Gather every line holding the string "JSON".

*Available records*
————————

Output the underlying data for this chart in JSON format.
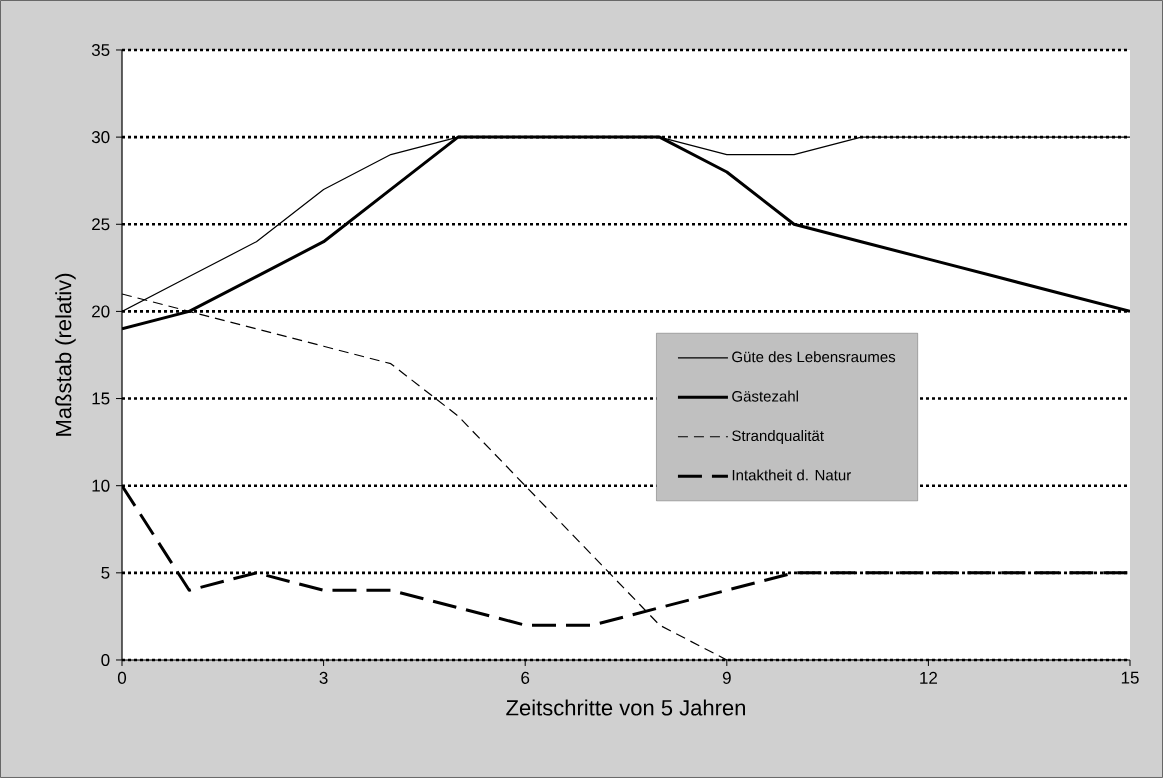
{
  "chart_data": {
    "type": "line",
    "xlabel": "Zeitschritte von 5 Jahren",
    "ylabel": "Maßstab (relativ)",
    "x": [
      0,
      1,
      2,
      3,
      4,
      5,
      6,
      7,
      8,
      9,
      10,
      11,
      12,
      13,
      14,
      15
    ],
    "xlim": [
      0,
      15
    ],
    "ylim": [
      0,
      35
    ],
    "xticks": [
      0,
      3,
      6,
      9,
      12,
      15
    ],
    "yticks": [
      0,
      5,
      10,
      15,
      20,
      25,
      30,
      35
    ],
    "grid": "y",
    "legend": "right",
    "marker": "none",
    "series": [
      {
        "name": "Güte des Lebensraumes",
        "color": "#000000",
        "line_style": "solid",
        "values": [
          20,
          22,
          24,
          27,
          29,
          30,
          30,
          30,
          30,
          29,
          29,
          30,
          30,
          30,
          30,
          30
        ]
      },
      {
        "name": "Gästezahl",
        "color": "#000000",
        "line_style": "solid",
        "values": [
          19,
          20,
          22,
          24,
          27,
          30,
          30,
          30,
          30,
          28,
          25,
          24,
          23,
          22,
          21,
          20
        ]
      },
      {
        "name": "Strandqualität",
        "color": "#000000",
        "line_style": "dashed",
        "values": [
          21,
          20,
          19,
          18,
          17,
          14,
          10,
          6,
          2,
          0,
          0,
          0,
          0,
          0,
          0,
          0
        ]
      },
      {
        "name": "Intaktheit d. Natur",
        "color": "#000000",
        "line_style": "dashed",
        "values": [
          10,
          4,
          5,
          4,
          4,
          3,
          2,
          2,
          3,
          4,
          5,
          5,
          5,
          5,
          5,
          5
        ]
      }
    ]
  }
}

————————

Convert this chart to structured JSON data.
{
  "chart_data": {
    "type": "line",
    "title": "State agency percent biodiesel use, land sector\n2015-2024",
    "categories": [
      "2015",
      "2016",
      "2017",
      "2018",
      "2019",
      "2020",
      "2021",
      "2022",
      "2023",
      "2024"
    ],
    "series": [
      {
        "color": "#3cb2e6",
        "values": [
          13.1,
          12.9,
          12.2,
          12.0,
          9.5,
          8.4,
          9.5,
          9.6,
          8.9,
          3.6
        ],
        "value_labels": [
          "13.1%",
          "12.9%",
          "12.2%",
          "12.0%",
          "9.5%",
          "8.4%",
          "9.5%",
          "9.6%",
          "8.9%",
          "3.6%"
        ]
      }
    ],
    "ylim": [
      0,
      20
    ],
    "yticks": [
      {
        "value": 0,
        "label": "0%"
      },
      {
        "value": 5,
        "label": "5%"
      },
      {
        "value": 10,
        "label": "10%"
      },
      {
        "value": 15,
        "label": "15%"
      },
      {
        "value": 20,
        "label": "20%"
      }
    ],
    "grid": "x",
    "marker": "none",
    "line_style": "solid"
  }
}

————————

*Full output*
Output the underlying data for this chart in JSON format.
Convert this chart to structured JSON data.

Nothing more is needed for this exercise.